[What is being asked]: Pull every line containing the word "date" from the records.

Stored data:
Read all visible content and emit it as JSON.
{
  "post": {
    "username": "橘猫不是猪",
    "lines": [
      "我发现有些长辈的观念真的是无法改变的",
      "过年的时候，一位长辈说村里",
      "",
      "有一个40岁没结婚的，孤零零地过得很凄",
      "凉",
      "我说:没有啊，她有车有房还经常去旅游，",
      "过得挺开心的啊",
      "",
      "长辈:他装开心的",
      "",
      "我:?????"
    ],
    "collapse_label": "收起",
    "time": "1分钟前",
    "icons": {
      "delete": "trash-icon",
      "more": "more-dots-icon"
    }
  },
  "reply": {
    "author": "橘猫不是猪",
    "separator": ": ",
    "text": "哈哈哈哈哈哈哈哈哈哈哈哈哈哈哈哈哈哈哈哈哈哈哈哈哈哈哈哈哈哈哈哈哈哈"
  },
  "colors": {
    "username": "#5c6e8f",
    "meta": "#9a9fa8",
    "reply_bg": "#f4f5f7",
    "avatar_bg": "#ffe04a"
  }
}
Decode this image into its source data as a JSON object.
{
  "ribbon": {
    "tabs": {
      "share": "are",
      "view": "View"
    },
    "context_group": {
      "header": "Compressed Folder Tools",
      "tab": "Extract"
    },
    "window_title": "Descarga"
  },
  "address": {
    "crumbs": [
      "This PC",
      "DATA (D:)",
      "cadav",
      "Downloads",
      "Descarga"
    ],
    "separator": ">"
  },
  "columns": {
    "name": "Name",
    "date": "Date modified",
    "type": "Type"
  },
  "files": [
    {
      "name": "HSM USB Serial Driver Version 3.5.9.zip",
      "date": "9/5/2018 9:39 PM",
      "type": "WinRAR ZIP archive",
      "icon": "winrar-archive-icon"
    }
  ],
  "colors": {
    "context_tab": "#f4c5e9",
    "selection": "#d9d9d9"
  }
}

[Exercise response]:
    "date": "Date modified",
      "date": "9/5/2018 9:39 PM",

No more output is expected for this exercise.